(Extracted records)
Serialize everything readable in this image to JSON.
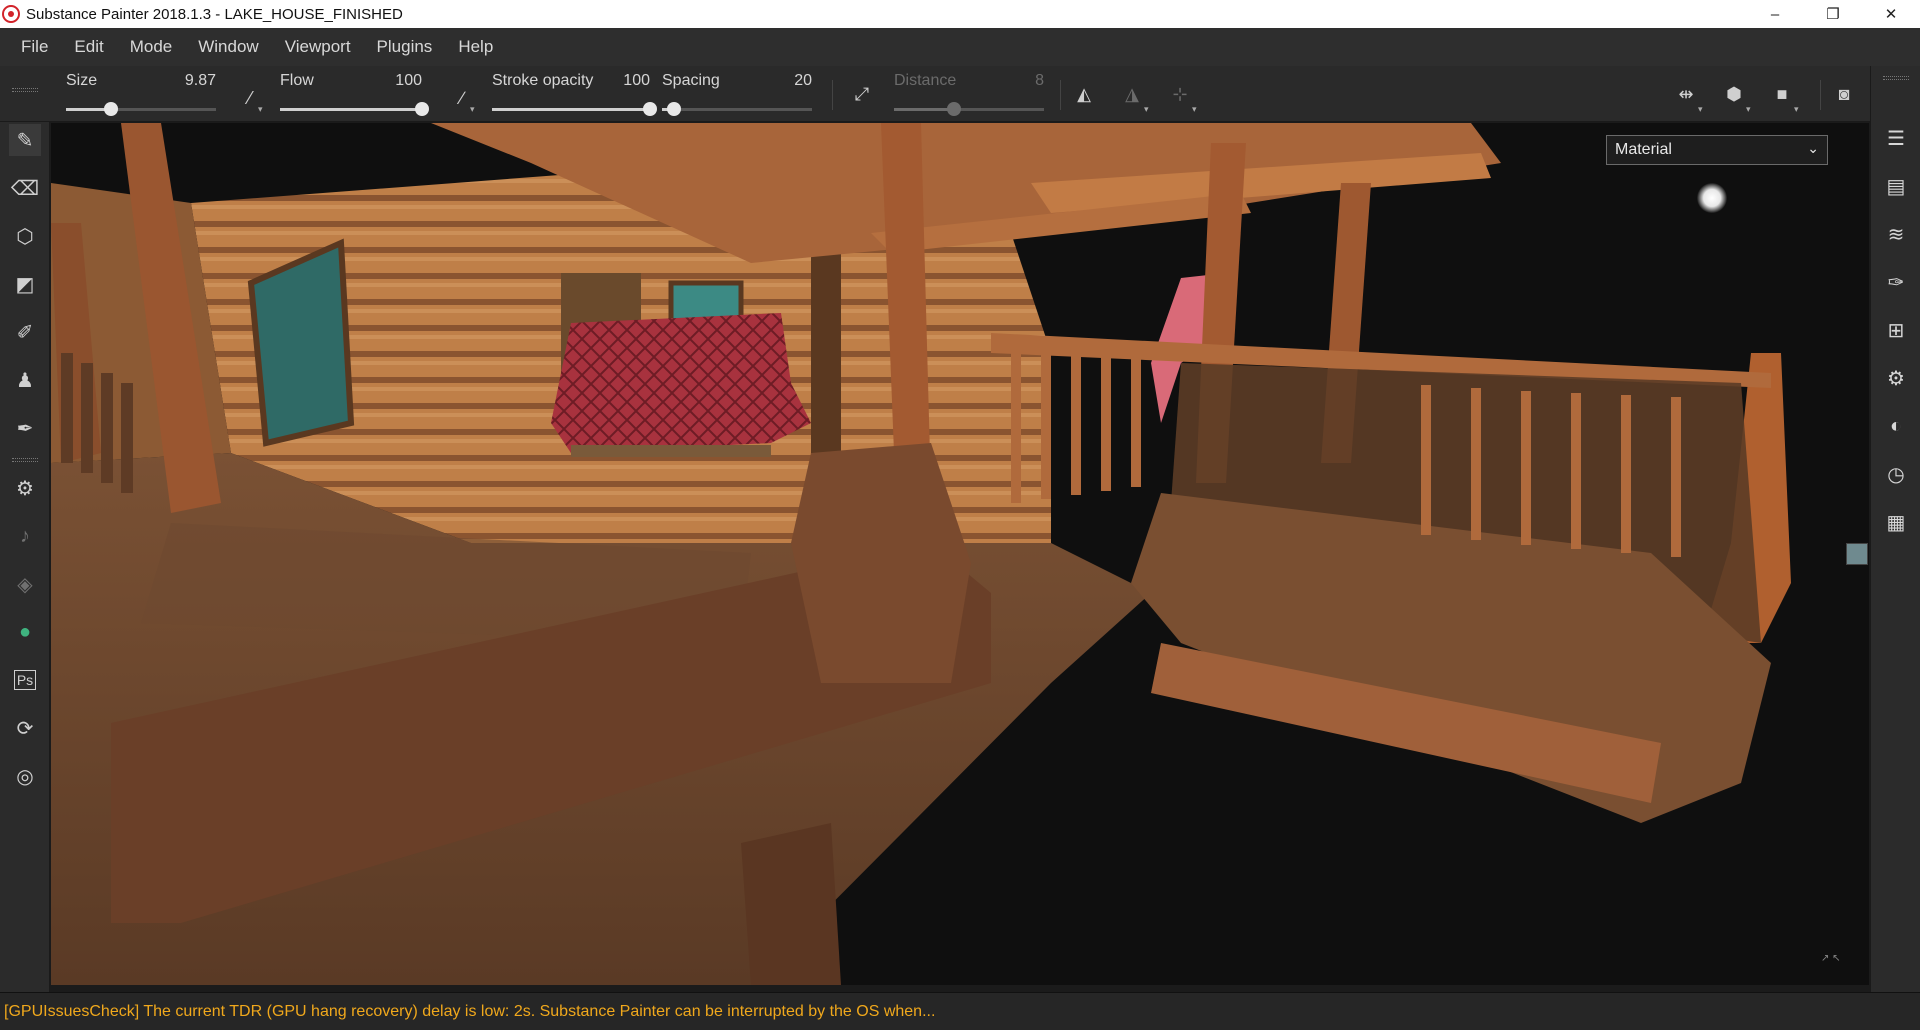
{
  "window": {
    "title": "Substance Painter 2018.1.3 - LAKE_HOUSE_FINISHED",
    "minimize_glyph": "–",
    "restore_glyph": "❐",
    "close_glyph": "✕"
  },
  "menu": [
    "File",
    "Edit",
    "Mode",
    "Window",
    "Viewport",
    "Plugins",
    "Help"
  ],
  "tool_properties": {
    "size": {
      "label": "Size",
      "value": "9.87",
      "level": 0.3
    },
    "flow": {
      "label": "Flow",
      "value": "100",
      "level": 1.0
    },
    "stroke_opacity": {
      "label": "Stroke opacity",
      "value": "100",
      "level": 1.0
    },
    "spacing": {
      "label": "Spacing",
      "value": "20",
      "level": 0.08
    },
    "distance": {
      "label": "Distance",
      "value": "8",
      "level": 0.4,
      "enabled": false
    }
  },
  "toolbar_icons": [
    "brush-shape-icon",
    "pen-pressure-icon",
    "lazy-mouse-icon",
    "symmetry-icon",
    "mirror-icon",
    "mirror-center-icon",
    "projection-icon",
    "camera-view-icon",
    "display-settings-icon",
    "screenshot-icon"
  ],
  "left_tools": [
    "paint-brush-icon",
    "eraser-icon",
    "projection-icon",
    "polygon-fill-icon",
    "smudge-icon",
    "clone-stamp-icon",
    "color-picker-icon",
    "substance-source-icon",
    "bell-icon",
    "substance-icon",
    "share-icon",
    "photoshop-icon",
    "bake-icon",
    "substance-share-icon"
  ],
  "left_labels": {
    "photoshop": "Ps"
  },
  "right_docks": [
    "layers-list-icon",
    "texture-set-list-icon",
    "layer-stack-icon",
    "properties-icon",
    "texture-set-settings-icon",
    "display-settings-icon",
    "shader-settings-icon",
    "history-icon",
    "log-icon"
  ],
  "viewport": {
    "channel_select": "Material",
    "channel_chevron": "⌄"
  },
  "status": {
    "message": "[GPUIssuesCheck] The current TDR (GPU hang recovery) delay is low: 2s. Substance Painter can be interrupted by the OS when..."
  },
  "colors": {
    "status_warning": "#f0a81c",
    "log_wood": "#a9643a",
    "couch_red": "#a8323e",
    "chair_pink": "#d96a78"
  }
}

[Written task]: Pull out every line of the entries that includes the word "Painter".

[Full answer]:
    "title": "Substance Painter 2018.1.3 - LAKE_HOUSE_FINISHED",
    "message": "[GPUIssuesCheck] The current TDR (GPU hang recovery) delay is low: 2s. Substance Painter can be interrupted by the OS when..."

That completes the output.